What is expected » In your copy, include every line of the listing below exactly but none of the pictures.

Raw records »

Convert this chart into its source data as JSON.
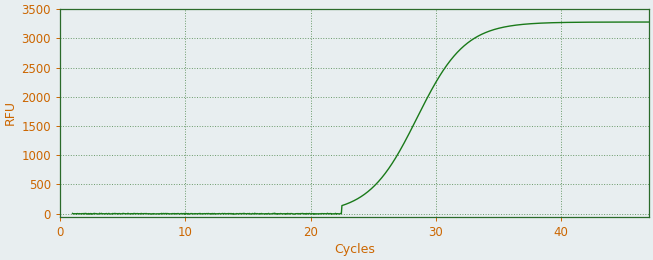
{
  "xlabel": "Cycles",
  "ylabel": "RFU",
  "line_color": "#1a7a1a",
  "background_color": "#e8eef0",
  "grid_color": "#6a9a6a",
  "xlim": [
    0,
    47
  ],
  "ylim": [
    -50,
    3500
  ],
  "xticks": [
    0,
    10,
    20,
    30,
    40
  ],
  "yticks": [
    0,
    500,
    1000,
    1500,
    2000,
    2500,
    3000,
    3500
  ],
  "sigmoid_L": 3280,
  "sigmoid_k": 0.52,
  "sigmoid_x0": 28.5,
  "x_start": 1,
  "x_end": 47,
  "tick_color": "#cc6600",
  "tick_fontsize": 8.5,
  "label_fontsize": 9
}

Finished exercise »
Convert this chart into its source data as JSON.
{
  "xlabel": "Cycles",
  "ylabel": "RFU",
  "line_color": "#1a7a1a",
  "background_color": "#e8eef0",
  "grid_color": "#6a9a6a",
  "xlim": [
    0,
    47
  ],
  "ylim": [
    -50,
    3500
  ],
  "xticks": [
    0,
    10,
    20,
    30,
    40
  ],
  "yticks": [
    0,
    500,
    1000,
    1500,
    2000,
    2500,
    3000,
    3500
  ],
  "sigmoid_L": 3280,
  "sigmoid_k": 0.52,
  "sigmoid_x0": 28.5,
  "x_start": 1,
  "x_end": 47,
  "tick_color": "#cc6600",
  "tick_fontsize": 8.5,
  "label_fontsize": 9
}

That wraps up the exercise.